%%

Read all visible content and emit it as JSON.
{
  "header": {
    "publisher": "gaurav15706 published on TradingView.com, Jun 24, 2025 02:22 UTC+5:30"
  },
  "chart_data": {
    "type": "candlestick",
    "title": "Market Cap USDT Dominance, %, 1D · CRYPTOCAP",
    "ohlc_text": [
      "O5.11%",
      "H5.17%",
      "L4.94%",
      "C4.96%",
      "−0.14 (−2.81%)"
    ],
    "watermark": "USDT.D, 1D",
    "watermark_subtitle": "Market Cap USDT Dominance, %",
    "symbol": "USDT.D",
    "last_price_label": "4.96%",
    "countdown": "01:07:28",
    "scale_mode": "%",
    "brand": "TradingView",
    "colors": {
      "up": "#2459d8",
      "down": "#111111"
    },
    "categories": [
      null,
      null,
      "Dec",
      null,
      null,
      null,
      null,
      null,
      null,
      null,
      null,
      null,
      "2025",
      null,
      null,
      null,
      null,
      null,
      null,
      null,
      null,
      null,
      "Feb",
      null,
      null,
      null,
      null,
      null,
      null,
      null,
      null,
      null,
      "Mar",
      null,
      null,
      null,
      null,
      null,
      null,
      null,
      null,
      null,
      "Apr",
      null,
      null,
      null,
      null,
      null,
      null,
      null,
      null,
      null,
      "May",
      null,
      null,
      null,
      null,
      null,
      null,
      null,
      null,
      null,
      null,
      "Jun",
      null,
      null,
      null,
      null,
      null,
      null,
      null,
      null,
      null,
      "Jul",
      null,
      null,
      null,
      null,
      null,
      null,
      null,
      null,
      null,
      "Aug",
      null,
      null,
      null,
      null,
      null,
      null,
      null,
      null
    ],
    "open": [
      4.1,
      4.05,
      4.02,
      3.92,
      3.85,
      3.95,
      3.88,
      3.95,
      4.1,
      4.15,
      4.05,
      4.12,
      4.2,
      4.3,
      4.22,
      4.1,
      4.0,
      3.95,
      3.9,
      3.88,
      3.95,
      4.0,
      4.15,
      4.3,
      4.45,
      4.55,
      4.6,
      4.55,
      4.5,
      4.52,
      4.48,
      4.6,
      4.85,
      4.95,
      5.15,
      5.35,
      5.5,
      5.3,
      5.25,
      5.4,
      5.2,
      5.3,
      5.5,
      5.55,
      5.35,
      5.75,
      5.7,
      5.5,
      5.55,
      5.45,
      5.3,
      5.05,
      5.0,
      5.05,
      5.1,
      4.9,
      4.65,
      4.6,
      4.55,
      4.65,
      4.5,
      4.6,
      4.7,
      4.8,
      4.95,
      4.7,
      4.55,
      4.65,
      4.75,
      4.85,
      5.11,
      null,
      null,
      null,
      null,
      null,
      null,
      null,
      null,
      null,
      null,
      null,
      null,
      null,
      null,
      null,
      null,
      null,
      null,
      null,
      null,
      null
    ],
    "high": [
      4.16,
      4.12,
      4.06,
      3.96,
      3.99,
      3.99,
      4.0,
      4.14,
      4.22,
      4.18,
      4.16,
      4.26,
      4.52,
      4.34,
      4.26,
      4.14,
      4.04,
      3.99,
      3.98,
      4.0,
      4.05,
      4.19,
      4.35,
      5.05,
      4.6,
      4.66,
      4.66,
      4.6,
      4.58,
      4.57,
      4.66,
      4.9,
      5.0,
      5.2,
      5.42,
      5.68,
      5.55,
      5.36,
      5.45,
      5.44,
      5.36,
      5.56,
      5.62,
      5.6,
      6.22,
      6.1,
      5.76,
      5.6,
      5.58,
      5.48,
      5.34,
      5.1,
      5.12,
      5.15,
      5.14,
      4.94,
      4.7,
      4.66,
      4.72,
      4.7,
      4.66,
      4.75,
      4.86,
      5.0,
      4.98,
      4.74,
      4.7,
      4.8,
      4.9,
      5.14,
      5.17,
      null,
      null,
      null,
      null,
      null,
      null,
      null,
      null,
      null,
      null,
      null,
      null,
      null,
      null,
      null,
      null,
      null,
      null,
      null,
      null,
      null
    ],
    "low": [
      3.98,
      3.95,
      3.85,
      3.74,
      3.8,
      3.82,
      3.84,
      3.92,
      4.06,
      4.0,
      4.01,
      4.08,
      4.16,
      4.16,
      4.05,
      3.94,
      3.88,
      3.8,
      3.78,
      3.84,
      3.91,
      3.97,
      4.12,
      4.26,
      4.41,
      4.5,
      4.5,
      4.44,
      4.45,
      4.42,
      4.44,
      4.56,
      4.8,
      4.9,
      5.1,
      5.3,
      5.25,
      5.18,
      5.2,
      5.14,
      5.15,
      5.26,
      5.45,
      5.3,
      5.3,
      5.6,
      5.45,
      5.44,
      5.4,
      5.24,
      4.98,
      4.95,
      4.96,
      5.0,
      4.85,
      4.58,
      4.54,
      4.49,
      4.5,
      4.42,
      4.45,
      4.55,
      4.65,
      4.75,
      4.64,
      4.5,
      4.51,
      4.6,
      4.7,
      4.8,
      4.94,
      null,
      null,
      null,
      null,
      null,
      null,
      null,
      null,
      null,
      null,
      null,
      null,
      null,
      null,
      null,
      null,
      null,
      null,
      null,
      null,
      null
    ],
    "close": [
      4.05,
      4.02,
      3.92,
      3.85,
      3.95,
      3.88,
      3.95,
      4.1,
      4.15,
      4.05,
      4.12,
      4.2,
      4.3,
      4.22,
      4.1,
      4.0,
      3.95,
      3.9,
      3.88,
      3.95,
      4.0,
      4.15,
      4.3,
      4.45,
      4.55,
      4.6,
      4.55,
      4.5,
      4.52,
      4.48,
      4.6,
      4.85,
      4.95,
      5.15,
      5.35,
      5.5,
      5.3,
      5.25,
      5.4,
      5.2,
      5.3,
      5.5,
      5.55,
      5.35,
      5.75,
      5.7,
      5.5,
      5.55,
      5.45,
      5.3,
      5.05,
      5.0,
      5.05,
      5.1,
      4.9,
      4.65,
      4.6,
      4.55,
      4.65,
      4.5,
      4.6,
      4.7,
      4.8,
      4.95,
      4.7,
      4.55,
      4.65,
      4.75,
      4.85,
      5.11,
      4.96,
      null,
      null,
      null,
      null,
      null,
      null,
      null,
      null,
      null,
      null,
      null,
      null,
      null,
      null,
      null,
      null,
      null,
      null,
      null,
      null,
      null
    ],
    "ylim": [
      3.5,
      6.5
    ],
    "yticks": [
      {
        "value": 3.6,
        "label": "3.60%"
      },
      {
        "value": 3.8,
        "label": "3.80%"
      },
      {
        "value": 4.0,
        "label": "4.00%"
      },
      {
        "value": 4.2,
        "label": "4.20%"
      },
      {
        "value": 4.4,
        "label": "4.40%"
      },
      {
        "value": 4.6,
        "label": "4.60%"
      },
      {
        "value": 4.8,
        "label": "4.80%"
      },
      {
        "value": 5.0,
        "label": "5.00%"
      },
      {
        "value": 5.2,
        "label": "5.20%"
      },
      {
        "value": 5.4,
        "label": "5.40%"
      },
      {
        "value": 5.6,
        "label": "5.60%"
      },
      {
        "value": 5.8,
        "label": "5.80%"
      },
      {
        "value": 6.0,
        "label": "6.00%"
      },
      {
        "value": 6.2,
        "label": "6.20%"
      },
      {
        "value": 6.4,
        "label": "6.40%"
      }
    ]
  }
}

%%

== Given problem ==
Restate each entry exactly, skipping none.

== The output ==
Read all visible content and emit it as JSON.
{
  "header": {
    "publisher": "gaurav15706 published on TradingView.com, Jun 24, 2025 02:22 UTC+5:30"
  },
  "chart_data": {
    "type": "candlestick",
    "title": "Market Cap USDT Dominance, %, 1D · CRYPTOCAP",
    "ohlc_text": [
      "O5.11%",
      "H5.17%",
      "L4.94%",
      "C4.96%",
      "−0.14 (−2.81%)"
    ],
    "watermark": "USDT.D, 1D",
    "watermark_subtitle": "Market Cap USDT Dominance, %",
    "symbol": "USDT.D",
    "last_price_label": "4.96%",
    "countdown": "01:07:28",
    "scale_mode": "%",
    "brand": "TradingView",
    "colors": {
      "up": "#2459d8",
      "down": "#111111"
    },
    "categories": [
      null,
      null,
      "Dec",
      null,
      null,
      null,
      null,
      null,
      null,
      null,
      null,
      null,
      "2025",
      null,
      null,
      null,
      null,
      null,
      null,
      null,
      null,
      null,
      "Feb",
      null,
      null,
      null,
      null,
      null,
      null,
      null,
      null,
      null,
      "Mar",
      null,
      null,
      null,
      null,
      null,
      null,
      null,
      null,
      null,
      "Apr",
      null,
      null,
      null,
      null,
      null,
      null,
      null,
      null,
      null,
      "May",
      null,
      null,
      null,
      null,
      null,
      null,
      null,
      null,
      null,
      null,
      "Jun",
      null,
      null,
      null,
      null,
      null,
      null,
      null,
      null,
      null,
      "Jul",
      null,
      null,
      null,
      null,
      null,
      null,
      null,
      null,
      null,
      "Aug",
      null,
      null,
      null,
      null,
      null,
      null,
      null,
      null
    ],
    "open": [
      4.1,
      4.05,
      4.02,
      3.92,
      3.85,
      3.95,
      3.88,
      3.95,
      4.1,
      4.15,
      4.05,
      4.12,
      4.2,
      4.3,
      4.22,
      4.1,
      4.0,
      3.95,
      3.9,
      3.88,
      3.95,
      4.0,
      4.15,
      4.3,
      4.45,
      4.55,
      4.6,
      4.55,
      4.5,
      4.52,
      4.48,
      4.6,
      4.85,
      4.95,
      5.15,
      5.35,
      5.5,
      5.3,
      5.25,
      5.4,
      5.2,
      5.3,
      5.5,
      5.55,
      5.35,
      5.75,
      5.7,
      5.5,
      5.55,
      5.45,
      5.3,
      5.05,
      5.0,
      5.05,
      5.1,
      4.9,
      4.65,
      4.6,
      4.55,
      4.65,
      4.5,
      4.6,
      4.7,
      4.8,
      4.95,
      4.7,
      4.55,
      4.65,
      4.75,
      4.85,
      5.11,
      null,
      null,
      null,
      null,
      null,
      null,
      null,
      null,
      null,
      null,
      null,
      null,
      null,
      null,
      null,
      null,
      null,
      null,
      null,
      null,
      null
    ],
    "high": [
      4.16,
      4.12,
      4.06,
      3.96,
      3.99,
      3.99,
      4.0,
      4.14,
      4.22,
      4.18,
      4.16,
      4.26,
      4.52,
      4.34,
      4.26,
      4.14,
      4.04,
      3.99,
      3.98,
      4.0,
      4.05,
      4.19,
      4.35,
      5.05,
      4.6,
      4.66,
      4.66,
      4.6,
      4.58,
      4.57,
      4.66,
      4.9,
      5.0,
      5.2,
      5.42,
      5.68,
      5.55,
      5.36,
      5.45,
      5.44,
      5.36,
      5.56,
      5.62,
      5.6,
      6.22,
      6.1,
      5.76,
      5.6,
      5.58,
      5.48,
      5.34,
      5.1,
      5.12,
      5.15,
      5.14,
      4.94,
      4.7,
      4.66,
      4.72,
      4.7,
      4.66,
      4.75,
      4.86,
      5.0,
      4.98,
      4.74,
      4.7,
      4.8,
      4.9,
      5.14,
      5.17,
      null,
      null,
      null,
      null,
      null,
      null,
      null,
      null,
      null,
      null,
      null,
      null,
      null,
      null,
      null,
      null,
      null,
      null,
      null,
      null,
      null
    ],
    "low": [
      3.98,
      3.95,
      3.85,
      3.74,
      3.8,
      3.82,
      3.84,
      3.92,
      4.06,
      4.0,
      4.01,
      4.08,
      4.16,
      4.16,
      4.05,
      3.94,
      3.88,
      3.8,
      3.78,
      3.84,
      3.91,
      3.97,
      4.12,
      4.26,
      4.41,
      4.5,
      4.5,
      4.44,
      4.45,
      4.42,
      4.44,
      4.56,
      4.8,
      4.9,
      5.1,
      5.3,
      5.25,
      5.18,
      5.2,
      5.14,
      5.15,
      5.26,
      5.45,
      5.3,
      5.3,
      5.6,
      5.45,
      5.44,
      5.4,
      5.24,
      4.98,
      4.95,
      4.96,
      5.0,
      4.85,
      4.58,
      4.54,
      4.49,
      4.5,
      4.42,
      4.45,
      4.55,
      4.65,
      4.75,
      4.64,
      4.5,
      4.51,
      4.6,
      4.7,
      4.8,
      4.94,
      null,
      null,
      null,
      null,
      null,
      null,
      null,
      null,
      null,
      null,
      null,
      null,
      null,
      null,
      null,
      null,
      null,
      null,
      null,
      null,
      null
    ],
    "close": [
      4.05,
      4.02,
      3.92,
      3.85,
      3.95,
      3.88,
      3.95,
      4.1,
      4.15,
      4.05,
      4.12,
      4.2,
      4.3,
      4.22,
      4.1,
      4.0,
      3.95,
      3.9,
      3.88,
      3.95,
      4.0,
      4.15,
      4.3,
      4.45,
      4.55,
      4.6,
      4.55,
      4.5,
      4.52,
      4.48,
      4.6,
      4.85,
      4.95,
      5.15,
      5.35,
      5.5,
      5.3,
      5.25,
      5.4,
      5.2,
      5.3,
      5.5,
      5.55,
      5.35,
      5.75,
      5.7,
      5.5,
      5.55,
      5.45,
      5.3,
      5.05,
      5.0,
      5.05,
      5.1,
      4.9,
      4.65,
      4.6,
      4.55,
      4.65,
      4.5,
      4.6,
      4.7,
      4.8,
      4.95,
      4.7,
      4.55,
      4.65,
      4.75,
      4.85,
      5.11,
      4.96,
      null,
      null,
      null,
      null,
      null,
      null,
      null,
      null,
      null,
      null,
      null,
      null,
      null,
      null,
      null,
      null,
      null,
      null,
      null,
      null,
      null
    ],
    "ylim": [
      3.5,
      6.5
    ],
    "yticks": [
      {
        "value": 3.6,
        "label": "3.60%"
      },
      {
        "value": 3.8,
        "label": "3.80%"
      },
      {
        "value": 4.0,
        "label": "4.00%"
      },
      {
        "value": 4.2,
        "label": "4.20%"
      },
      {
        "value": 4.4,
        "label": "4.40%"
      },
      {
        "value": 4.6,
        "label": "4.60%"
      },
      {
        "value": 4.8,
        "label": "4.80%"
      },
      {
        "value": 5.0,
        "label": "5.00%"
      },
      {
        "value": 5.2,
        "label": "5.20%"
      },
      {
        "value": 5.4,
        "label": "5.40%"
      },
      {
        "value": 5.6,
        "label": "5.60%"
      },
      {
        "value": 5.8,
        "label": "5.80%"
      },
      {
        "value": 6.0,
        "label": "6.00%"
      },
      {
        "value": 6.2,
        "label": "6.20%"
      },
      {
        "value": 6.4,
        "label": "6.40%"
      }
    ]
  }
}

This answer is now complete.